(Written instruction):
Each entry below is to be duplicated verbatim.
--- BEGIN Input data ---
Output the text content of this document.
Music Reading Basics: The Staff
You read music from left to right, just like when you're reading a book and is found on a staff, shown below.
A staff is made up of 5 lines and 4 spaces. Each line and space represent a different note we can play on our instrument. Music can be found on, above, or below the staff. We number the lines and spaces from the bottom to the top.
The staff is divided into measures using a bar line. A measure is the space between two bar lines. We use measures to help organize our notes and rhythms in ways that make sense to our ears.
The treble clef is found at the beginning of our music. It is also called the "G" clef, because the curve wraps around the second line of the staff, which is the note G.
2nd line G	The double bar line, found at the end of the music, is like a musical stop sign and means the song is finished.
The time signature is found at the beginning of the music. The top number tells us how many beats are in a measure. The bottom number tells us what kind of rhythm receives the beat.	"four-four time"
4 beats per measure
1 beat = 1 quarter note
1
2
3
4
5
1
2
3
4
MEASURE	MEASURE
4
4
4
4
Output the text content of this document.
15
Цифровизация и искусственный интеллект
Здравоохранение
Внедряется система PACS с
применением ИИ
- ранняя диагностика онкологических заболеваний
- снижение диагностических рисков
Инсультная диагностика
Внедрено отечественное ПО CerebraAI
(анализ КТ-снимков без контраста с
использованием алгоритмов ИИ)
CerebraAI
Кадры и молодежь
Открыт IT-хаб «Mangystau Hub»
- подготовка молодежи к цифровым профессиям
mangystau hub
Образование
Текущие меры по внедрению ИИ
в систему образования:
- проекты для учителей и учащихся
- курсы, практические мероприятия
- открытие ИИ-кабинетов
--- END Input data ---
(Answer for this exercise):
Output the text content of this document.
Music Reading Basics: The Staff
You read music from left to right, just like when you're reading a book and is found on a staff, shown below.
A staff is made up of 5 lines and 4 spaces. Each line and space represent a different note we can play on our instrument. Music can be found on, above, or below the staff. We number the lines and spaces from the bottom to the top.
The staff is divided into measures using a bar line. A measure is the space between two bar lines. We use measures to help organize our notes and rhythms in ways that make sense to our ears.
The treble clef is found at the beginning of our music. It is also called the "G" clef, because the curve wraps around the second line of the staff, which is the note G.
2nd line G	The double bar line, found at the end of the music, is like a musical stop sign and means the song is finished.
The time signature is found at the beginning of the music. The top number tells us how many beats are in a measure. The bottom number tells us what kind of rhythm receives the beat.	"four-four time"
4 beats per measure
1 beat = 1 quarter note
1
2
3
4
5
1
2
3
4
MEASURE	MEASURE
4
4
4
4
Output the text content of this document.
15
Цифровизация и искусственный интеллект
Здравоохранение
Внедряется система PACS с
применением ИИ
- ранняя диагностика онкологических заболеваний
- снижение диагностических рисков
Инсультная диагностика
Внедрено отечественное ПО CerebraAI
(анализ КТ-снимков без контраста с
использованием алгоритмов ИИ)
CerebraAI
Кадры и молодежь
Открыт IT-хаб «Mangystau Hub»
- подготовка молодежи к цифровым профессиям
mangystau hub
Образование
Текущие меры по внедрению ИИ
в систему образования:
- проекты для учителей и учащихся
- курсы, практические мероприятия
- открытие ИИ-кабинетов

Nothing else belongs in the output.